Take the data that follows and retype it word for word.

* [Available records]
------------------------------

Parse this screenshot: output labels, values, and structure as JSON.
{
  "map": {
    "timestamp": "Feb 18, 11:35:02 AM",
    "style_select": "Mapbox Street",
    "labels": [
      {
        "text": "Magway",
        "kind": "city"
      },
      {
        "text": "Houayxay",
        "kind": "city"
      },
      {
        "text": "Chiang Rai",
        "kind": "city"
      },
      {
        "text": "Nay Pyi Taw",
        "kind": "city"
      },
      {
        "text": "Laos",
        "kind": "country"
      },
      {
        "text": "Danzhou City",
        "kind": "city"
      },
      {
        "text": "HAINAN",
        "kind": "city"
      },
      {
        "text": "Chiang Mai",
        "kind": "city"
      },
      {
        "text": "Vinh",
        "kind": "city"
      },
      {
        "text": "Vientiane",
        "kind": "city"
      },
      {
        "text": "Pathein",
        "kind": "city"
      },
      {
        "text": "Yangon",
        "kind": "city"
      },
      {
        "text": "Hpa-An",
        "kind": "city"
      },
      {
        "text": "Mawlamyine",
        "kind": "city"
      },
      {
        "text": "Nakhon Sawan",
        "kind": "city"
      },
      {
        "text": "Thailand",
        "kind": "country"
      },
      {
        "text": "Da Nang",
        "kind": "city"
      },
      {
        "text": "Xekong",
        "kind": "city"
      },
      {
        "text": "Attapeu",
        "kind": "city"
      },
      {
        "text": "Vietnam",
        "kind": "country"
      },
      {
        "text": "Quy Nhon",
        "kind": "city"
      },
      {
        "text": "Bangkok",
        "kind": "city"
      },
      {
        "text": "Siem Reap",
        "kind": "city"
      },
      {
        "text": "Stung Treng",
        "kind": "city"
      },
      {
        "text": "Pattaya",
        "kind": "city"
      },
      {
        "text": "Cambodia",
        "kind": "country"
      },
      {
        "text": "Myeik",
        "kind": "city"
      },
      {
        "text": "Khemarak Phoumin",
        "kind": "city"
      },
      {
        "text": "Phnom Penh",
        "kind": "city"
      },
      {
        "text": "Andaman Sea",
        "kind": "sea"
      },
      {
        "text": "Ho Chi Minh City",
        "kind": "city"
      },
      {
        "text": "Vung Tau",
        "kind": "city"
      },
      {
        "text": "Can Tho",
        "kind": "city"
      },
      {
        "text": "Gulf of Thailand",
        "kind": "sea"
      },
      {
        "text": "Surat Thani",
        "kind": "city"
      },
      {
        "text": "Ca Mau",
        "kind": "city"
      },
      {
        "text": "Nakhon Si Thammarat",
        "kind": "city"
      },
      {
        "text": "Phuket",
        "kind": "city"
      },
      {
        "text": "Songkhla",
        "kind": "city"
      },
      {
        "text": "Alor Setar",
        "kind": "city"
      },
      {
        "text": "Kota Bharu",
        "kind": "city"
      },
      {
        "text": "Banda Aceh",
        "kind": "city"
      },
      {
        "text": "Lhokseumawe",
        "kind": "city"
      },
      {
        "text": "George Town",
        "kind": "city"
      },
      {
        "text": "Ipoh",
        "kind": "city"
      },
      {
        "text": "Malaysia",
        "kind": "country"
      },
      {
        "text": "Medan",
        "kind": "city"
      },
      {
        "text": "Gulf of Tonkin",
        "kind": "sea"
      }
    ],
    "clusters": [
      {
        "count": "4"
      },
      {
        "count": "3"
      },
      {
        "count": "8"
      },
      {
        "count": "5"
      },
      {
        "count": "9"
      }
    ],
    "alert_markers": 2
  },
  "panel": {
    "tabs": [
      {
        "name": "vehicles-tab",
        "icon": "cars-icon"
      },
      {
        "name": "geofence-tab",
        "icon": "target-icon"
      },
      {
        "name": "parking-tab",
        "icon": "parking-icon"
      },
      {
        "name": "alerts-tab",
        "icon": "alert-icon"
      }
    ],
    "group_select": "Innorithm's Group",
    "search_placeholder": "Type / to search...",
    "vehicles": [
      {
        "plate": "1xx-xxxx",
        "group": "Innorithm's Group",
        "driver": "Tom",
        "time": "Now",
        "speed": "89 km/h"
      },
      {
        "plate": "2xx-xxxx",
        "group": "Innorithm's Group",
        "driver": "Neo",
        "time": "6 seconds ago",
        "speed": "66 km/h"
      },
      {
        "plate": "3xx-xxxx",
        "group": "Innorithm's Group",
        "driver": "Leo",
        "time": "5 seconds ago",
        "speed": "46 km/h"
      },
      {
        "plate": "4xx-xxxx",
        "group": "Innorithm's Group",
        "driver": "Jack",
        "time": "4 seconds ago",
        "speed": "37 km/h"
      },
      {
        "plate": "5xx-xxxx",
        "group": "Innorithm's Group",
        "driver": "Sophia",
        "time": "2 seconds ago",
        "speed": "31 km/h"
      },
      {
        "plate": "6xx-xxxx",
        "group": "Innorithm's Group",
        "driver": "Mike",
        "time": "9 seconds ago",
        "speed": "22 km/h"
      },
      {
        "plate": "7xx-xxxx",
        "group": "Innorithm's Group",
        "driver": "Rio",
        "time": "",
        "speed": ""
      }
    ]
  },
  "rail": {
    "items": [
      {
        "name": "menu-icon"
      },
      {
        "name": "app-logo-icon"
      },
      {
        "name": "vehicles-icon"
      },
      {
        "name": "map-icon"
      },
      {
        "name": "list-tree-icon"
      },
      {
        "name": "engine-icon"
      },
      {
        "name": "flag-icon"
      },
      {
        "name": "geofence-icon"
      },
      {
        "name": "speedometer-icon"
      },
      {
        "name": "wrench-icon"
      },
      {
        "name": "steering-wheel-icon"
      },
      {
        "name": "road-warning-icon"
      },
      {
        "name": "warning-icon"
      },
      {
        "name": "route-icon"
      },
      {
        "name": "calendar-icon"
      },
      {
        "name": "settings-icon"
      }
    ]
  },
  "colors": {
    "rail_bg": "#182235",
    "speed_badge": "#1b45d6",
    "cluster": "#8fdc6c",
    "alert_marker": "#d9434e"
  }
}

------------------------------

* [Task solution]
Parse this screenshot: output labels, values, and structure as JSON.
{
  "map": {
    "timestamp": "Feb 18, 11:35:02 AM",
    "style_select": "Mapbox Street",
    "labels": [
      {
        "text": "Magway",
        "kind": "city"
      },
      {
        "text": "Houayxay",
        "kind": "city"
      },
      {
        "text": "Chiang Rai",
        "kind": "city"
      },
      {
        "text": "Nay Pyi Taw",
        "kind": "city"
      },
      {
        "text": "Laos",
        "kind": "country"
      },
      {
        "text": "Danzhou City",
        "kind": "city"
      },
      {
        "text": "HAINAN",
        "kind": "city"
      },
      {
        "text": "Chiang Mai",
        "kind": "city"
      },
      {
        "text": "Vinh",
        "kind": "city"
      },
      {
        "text": "Vientiane",
        "kind": "city"
      },
      {
        "text": "Pathein",
        "kind": "city"
      },
      {
        "text": "Yangon",
        "kind": "city"
      },
      {
        "text": "Hpa-An",
        "kind": "city"
      },
      {
        "text": "Mawlamyine",
        "kind": "city"
      },
      {
        "text": "Nakhon Sawan",
        "kind": "city"
      },
      {
        "text": "Thailand",
        "kind": "country"
      },
      {
        "text": "Da Nang",
        "kind": "city"
      },
      {
        "text": "Xekong",
        "kind": "city"
      },
      {
        "text": "Attapeu",
        "kind": "city"
      },
      {
        "text": "Vietnam",
        "kind": "country"
      },
      {
        "text": "Quy Nhon",
        "kind": "city"
      },
      {
        "text": "Bangkok",
        "kind": "city"
      },
      {
        "text": "Siem Reap",
        "kind": "city"
      },
      {
        "text": "Stung Treng",
        "kind": "city"
      },
      {
        "text": "Pattaya",
        "kind": "city"
      },
      {
        "text": "Cambodia",
        "kind": "country"
      },
      {
        "text": "Myeik",
        "kind": "city"
      },
      {
        "text": "Khemarak Phoumin",
        "kind": "city"
      },
      {
        "text": "Phnom Penh",
        "kind": "city"
      },
      {
        "text": "Andaman Sea",
        "kind": "sea"
      },
      {
        "text": "Ho Chi Minh City",
        "kind": "city"
      },
      {
        "text": "Vung Tau",
        "kind": "city"
      },
      {
        "text": "Can Tho",
        "kind": "city"
      },
      {
        "text": "Gulf of Thailand",
        "kind": "sea"
      },
      {
        "text": "Surat Thani",
        "kind": "city"
      },
      {
        "text": "Ca Mau",
        "kind": "city"
      },
      {
        "text": "Nakhon Si Thammarat",
        "kind": "city"
      },
      {
        "text": "Phuket",
        "kind": "city"
      },
      {
        "text": "Songkhla",
        "kind": "city"
      },
      {
        "text": "Alor Setar",
        "kind": "city"
      },
      {
        "text": "Kota Bharu",
        "kind": "city"
      },
      {
        "text": "Banda Aceh",
        "kind": "city"
      },
      {
        "text": "Lhokseumawe",
        "kind": "city"
      },
      {
        "text": "George Town",
        "kind": "city"
      },
      {
        "text": "Ipoh",
        "kind": "city"
      },
      {
        "text": "Malaysia",
        "kind": "country"
      },
      {
        "text": "Medan",
        "kind": "city"
      },
      {
        "text": "Gulf of Tonkin",
        "kind": "sea"
      }
    ],
    "clusters": [
      {
        "count": "4"
      },
      {
        "count": "3"
      },
      {
        "count": "8"
      },
      {
        "count": "5"
      },
      {
        "count": "9"
      }
    ],
    "alert_markers": 2
  },
  "panel": {
    "tabs": [
      {
        "name": "vehicles-tab",
        "icon": "cars-icon"
      },
      {
        "name": "geofence-tab",
        "icon": "target-icon"
      },
      {
        "name": "parking-tab",
        "icon": "parking-icon"
      },
      {
        "name": "alerts-tab",
        "icon": "alert-icon"
      }
    ],
    "group_select": "Innorithm's Group",
    "search_placeholder": "Type / to search...",
    "vehicles": [
      {
        "plate": "1xx-xxxx",
        "group": "Innorithm's Group",
        "driver": "Tom",
        "time": "Now",
        "speed": "89 km/h"
      },
      {
        "plate": "2xx-xxxx",
        "group": "Innorithm's Group",
        "driver": "Neo",
        "time": "6 seconds ago",
        "speed": "66 km/h"
      },
      {
        "plate": "3xx-xxxx",
        "group": "Innorithm's Group",
        "driver": "Leo",
        "time": "5 seconds ago",
        "speed": "46 km/h"
      },
      {
        "plate": "4xx-xxxx",
        "group": "Innorithm's Group",
        "driver": "Jack",
        "time": "4 seconds ago",
        "speed": "37 km/h"
      },
      {
        "plate": "5xx-xxxx",
        "group": "Innorithm's Group",
        "driver": "Sophia",
        "time": "2 seconds ago",
        "speed": "31 km/h"
      },
      {
        "plate": "6xx-xxxx",
        "group": "Innorithm's Group",
        "driver": "Mike",
        "time": "9 seconds ago",
        "speed": "22 km/h"
      },
      {
        "plate": "7xx-xxxx",
        "group": "Innorithm's Group",
        "driver": "Rio",
        "time": "",
        "speed": ""
      }
    ]
  },
  "rail": {
    "items": [
      {
        "name": "menu-icon"
      },
      {
        "name": "app-logo-icon"
      },
      {
        "name": "vehicles-icon"
      },
      {
        "name": "map-icon"
      },
      {
        "name": "list-tree-icon"
      },
      {
        "name": "engine-icon"
      },
      {
        "name": "flag-icon"
      },
      {
        "name": "geofence-icon"
      },
      {
        "name": "speedometer-icon"
      },
      {
        "name": "wrench-icon"
      },
      {
        "name": "steering-wheel-icon"
      },
      {
        "name": "road-warning-icon"
      },
      {
        "name": "warning-icon"
      },
      {
        "name": "route-icon"
      },
      {
        "name": "calendar-icon"
      },
      {
        "name": "settings-icon"
      }
    ]
  },
  "colors": {
    "rail_bg": "#182235",
    "speed_badge": "#1b45d6",
    "cluster": "#8fdc6c",
    "alert_marker": "#d9434e"
  }
}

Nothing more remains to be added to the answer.